Task statement
Copy every entry word for word, but skip the pictures.

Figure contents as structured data
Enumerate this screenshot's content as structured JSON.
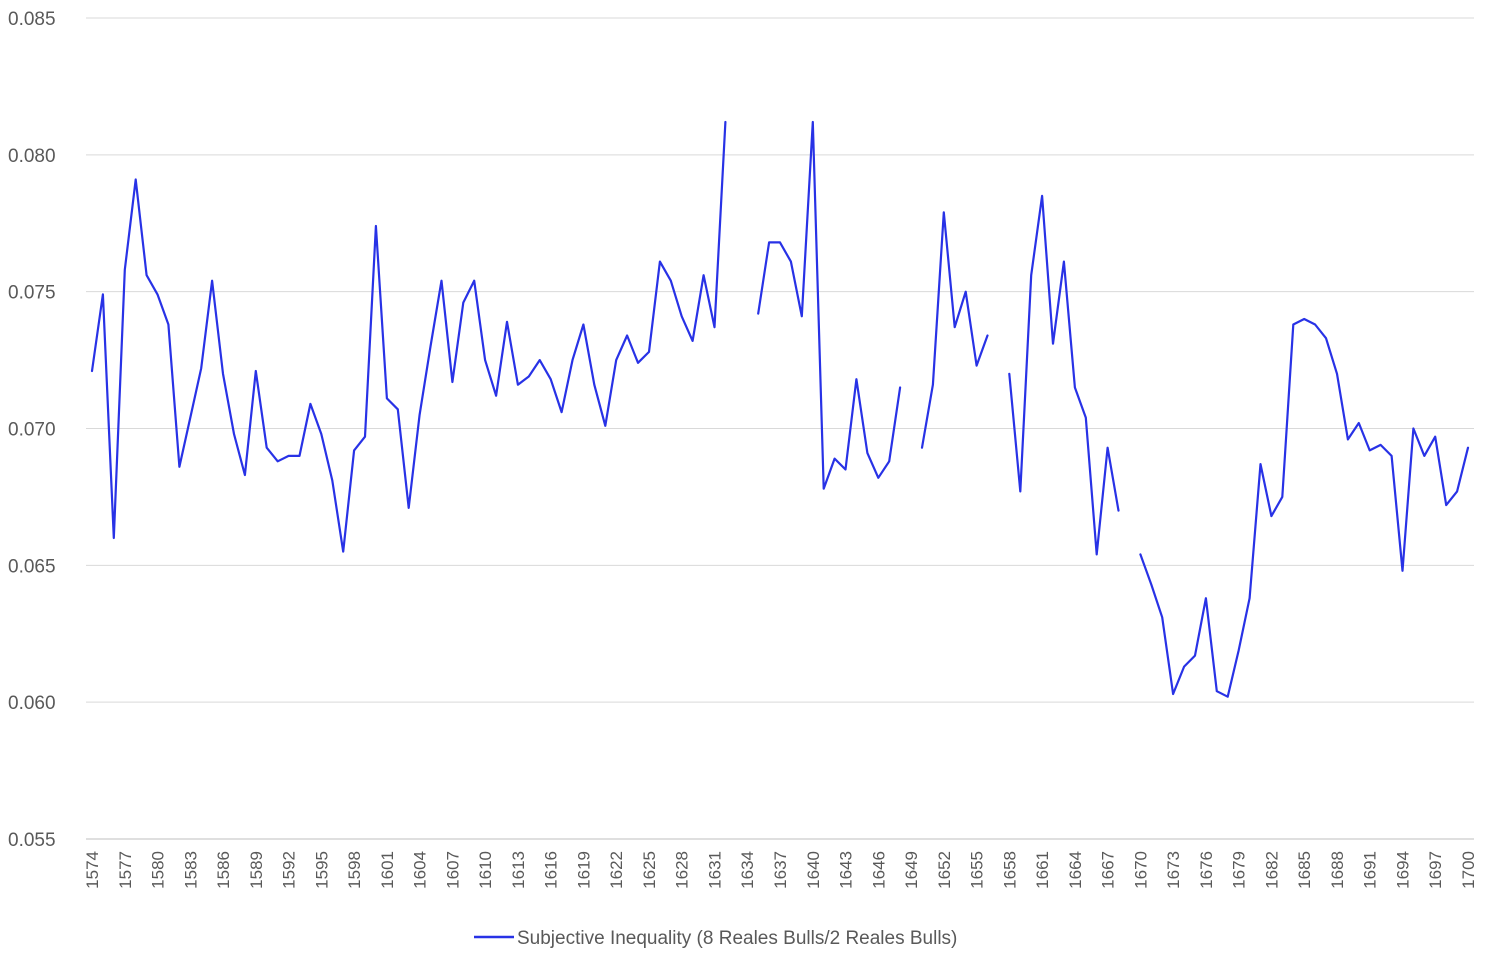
{
  "chart_data": {
    "type": "line",
    "title": "",
    "xlabel": "",
    "ylabel": "",
    "x_start": 1574,
    "x_end": 1700,
    "x_tick_labels": [
      "1574",
      "1577",
      "1580",
      "1583",
      "1586",
      "1589",
      "1592",
      "1595",
      "1598",
      "1601",
      "1604",
      "1607",
      "1610",
      "1613",
      "1616",
      "1619",
      "1622",
      "1625",
      "1628",
      "1631",
      "1634",
      "1637",
      "1640",
      "1643",
      "1646",
      "1649",
      "1652",
      "1655",
      "1658",
      "1661",
      "1664",
      "1667",
      "1670",
      "1673",
      "1676",
      "1679",
      "1682",
      "1685",
      "1688",
      "1691",
      "1694",
      "1697",
      "1700"
    ],
    "y_tick_labels": [
      "0.055",
      "0.060",
      "0.065",
      "0.070",
      "0.075",
      "0.080",
      "0.085"
    ],
    "ylim": [
      0.055,
      0.085
    ],
    "y_ticks": [
      0.055,
      0.06,
      0.065,
      0.07,
      0.075,
      0.08,
      0.085
    ],
    "grid": true,
    "legend_position": "bottom",
    "series": [
      {
        "name": "Subjective Inequality (8 Reales Bulls/2 Reales Bulls)",
        "color": "#2832e6",
        "values": [
          0.0721,
          0.0749,
          0.066,
          0.0758,
          0.0791,
          0.0756,
          0.0749,
          0.0738,
          0.0686,
          0.0704,
          0.0722,
          0.0754,
          0.072,
          0.0698,
          0.0683,
          0.0721,
          0.0693,
          0.0688,
          0.069,
          0.069,
          0.0709,
          0.0698,
          0.0681,
          0.0655,
          0.0692,
          0.0697,
          0.0774,
          0.0711,
          0.0707,
          0.0671,
          0.0705,
          0.073,
          0.0754,
          0.0717,
          0.0746,
          0.0754,
          0.0725,
          0.0712,
          0.0739,
          0.0716,
          0.0719,
          0.0725,
          0.0718,
          0.0706,
          0.0725,
          0.0738,
          0.0716,
          0.0701,
          0.0725,
          0.0734,
          0.0724,
          0.0728,
          0.0761,
          0.0754,
          0.0741,
          0.0732,
          0.0756,
          0.0737,
          0.0812,
          null,
          null,
          0.0742,
          0.0768,
          0.0768,
          0.0761,
          0.0741,
          0.0812,
          0.0678,
          0.0689,
          0.0685,
          0.0718,
          0.0691,
          0.0682,
          0.0688,
          0.0715,
          null,
          0.0693,
          0.0716,
          0.0779,
          0.0737,
          0.075,
          0.0723,
          0.0734,
          null,
          0.072,
          0.0677,
          0.0756,
          0.0785,
          0.0731,
          0.0761,
          0.0715,
          0.0704,
          0.0654,
          0.0693,
          0.067,
          null,
          0.0654,
          0.0643,
          0.0631,
          0.0603,
          0.0613,
          0.0617,
          0.0638,
          0.0604,
          0.0602,
          0.0619,
          0.0638,
          0.0687,
          0.0668,
          0.0675,
          0.0738,
          0.074,
          0.0738,
          0.0733,
          0.072,
          0.0696,
          0.0702,
          0.0692,
          0.0694,
          0.069,
          0.0648,
          0.07,
          0.069,
          0.0697,
          0.0672,
          0.0677,
          0.0693
        ]
      }
    ]
  }
}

Solution for this exercise
Enumerate this screenshot's content as structured JSON.
{
  "chart_data": {
    "type": "line",
    "title": "",
    "xlabel": "",
    "ylabel": "",
    "x_start": 1574,
    "x_end": 1700,
    "x_tick_labels": [
      "1574",
      "1577",
      "1580",
      "1583",
      "1586",
      "1589",
      "1592",
      "1595",
      "1598",
      "1601",
      "1604",
      "1607",
      "1610",
      "1613",
      "1616",
      "1619",
      "1622",
      "1625",
      "1628",
      "1631",
      "1634",
      "1637",
      "1640",
      "1643",
      "1646",
      "1649",
      "1652",
      "1655",
      "1658",
      "1661",
      "1664",
      "1667",
      "1670",
      "1673",
      "1676",
      "1679",
      "1682",
      "1685",
      "1688",
      "1691",
      "1694",
      "1697",
      "1700"
    ],
    "y_tick_labels": [
      "0.055",
      "0.060",
      "0.065",
      "0.070",
      "0.075",
      "0.080",
      "0.085"
    ],
    "ylim": [
      0.055,
      0.085
    ],
    "y_ticks": [
      0.055,
      0.06,
      0.065,
      0.07,
      0.075,
      0.08,
      0.085
    ],
    "grid": true,
    "legend_position": "bottom",
    "series": [
      {
        "name": "Subjective Inequality (8 Reales Bulls/2 Reales Bulls)",
        "color": "#2832e6",
        "values": [
          0.0721,
          0.0749,
          0.066,
          0.0758,
          0.0791,
          0.0756,
          0.0749,
          0.0738,
          0.0686,
          0.0704,
          0.0722,
          0.0754,
          0.072,
          0.0698,
          0.0683,
          0.0721,
          0.0693,
          0.0688,
          0.069,
          0.069,
          0.0709,
          0.0698,
          0.0681,
          0.0655,
          0.0692,
          0.0697,
          0.0774,
          0.0711,
          0.0707,
          0.0671,
          0.0705,
          0.073,
          0.0754,
          0.0717,
          0.0746,
          0.0754,
          0.0725,
          0.0712,
          0.0739,
          0.0716,
          0.0719,
          0.0725,
          0.0718,
          0.0706,
          0.0725,
          0.0738,
          0.0716,
          0.0701,
          0.0725,
          0.0734,
          0.0724,
          0.0728,
          0.0761,
          0.0754,
          0.0741,
          0.0732,
          0.0756,
          0.0737,
          0.0812,
          null,
          null,
          0.0742,
          0.0768,
          0.0768,
          0.0761,
          0.0741,
          0.0812,
          0.0678,
          0.0689,
          0.0685,
          0.0718,
          0.0691,
          0.0682,
          0.0688,
          0.0715,
          null,
          0.0693,
          0.0716,
          0.0779,
          0.0737,
          0.075,
          0.0723,
          0.0734,
          null,
          0.072,
          0.0677,
          0.0756,
          0.0785,
          0.0731,
          0.0761,
          0.0715,
          0.0704,
          0.0654,
          0.0693,
          0.067,
          null,
          0.0654,
          0.0643,
          0.0631,
          0.0603,
          0.0613,
          0.0617,
          0.0638,
          0.0604,
          0.0602,
          0.0619,
          0.0638,
          0.0687,
          0.0668,
          0.0675,
          0.0738,
          0.074,
          0.0738,
          0.0733,
          0.072,
          0.0696,
          0.0702,
          0.0692,
          0.0694,
          0.069,
          0.0648,
          0.07,
          0.069,
          0.0697,
          0.0672,
          0.0677,
          0.0693
        ]
      }
    ]
  }
}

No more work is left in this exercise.